-------- Information given

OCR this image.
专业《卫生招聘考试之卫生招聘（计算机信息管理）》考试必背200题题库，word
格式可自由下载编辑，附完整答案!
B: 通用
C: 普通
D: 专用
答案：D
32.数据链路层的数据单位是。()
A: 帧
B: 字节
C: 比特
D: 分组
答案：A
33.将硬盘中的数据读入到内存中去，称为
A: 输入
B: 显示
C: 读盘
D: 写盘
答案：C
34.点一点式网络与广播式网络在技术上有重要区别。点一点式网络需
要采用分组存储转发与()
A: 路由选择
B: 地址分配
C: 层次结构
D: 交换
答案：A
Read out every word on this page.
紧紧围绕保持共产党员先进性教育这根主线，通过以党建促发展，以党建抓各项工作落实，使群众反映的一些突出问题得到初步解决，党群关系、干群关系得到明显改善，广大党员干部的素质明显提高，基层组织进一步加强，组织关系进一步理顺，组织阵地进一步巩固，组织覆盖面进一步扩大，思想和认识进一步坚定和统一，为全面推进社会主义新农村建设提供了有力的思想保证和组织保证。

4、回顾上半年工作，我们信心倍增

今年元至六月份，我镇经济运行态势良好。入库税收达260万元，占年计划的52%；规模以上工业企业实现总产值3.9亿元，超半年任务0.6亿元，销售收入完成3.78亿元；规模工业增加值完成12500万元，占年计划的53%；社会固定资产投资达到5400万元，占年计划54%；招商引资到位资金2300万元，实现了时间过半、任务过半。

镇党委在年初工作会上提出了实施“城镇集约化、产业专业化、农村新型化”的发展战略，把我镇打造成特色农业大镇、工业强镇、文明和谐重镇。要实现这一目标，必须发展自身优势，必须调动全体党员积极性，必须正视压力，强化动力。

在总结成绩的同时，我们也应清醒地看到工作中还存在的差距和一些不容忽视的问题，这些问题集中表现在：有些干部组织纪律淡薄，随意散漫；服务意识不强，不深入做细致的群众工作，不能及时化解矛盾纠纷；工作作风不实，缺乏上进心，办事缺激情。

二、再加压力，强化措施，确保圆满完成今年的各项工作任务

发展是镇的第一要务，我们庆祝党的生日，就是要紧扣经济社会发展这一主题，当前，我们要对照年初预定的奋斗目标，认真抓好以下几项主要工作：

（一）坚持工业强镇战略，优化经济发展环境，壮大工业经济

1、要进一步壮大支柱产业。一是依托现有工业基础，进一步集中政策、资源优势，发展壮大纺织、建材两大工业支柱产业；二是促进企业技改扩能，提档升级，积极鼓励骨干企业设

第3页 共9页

----------------

Find the word "this" and list each line it appears in.

▶ _Response below_:
OCR this image.
Read out every word on this page.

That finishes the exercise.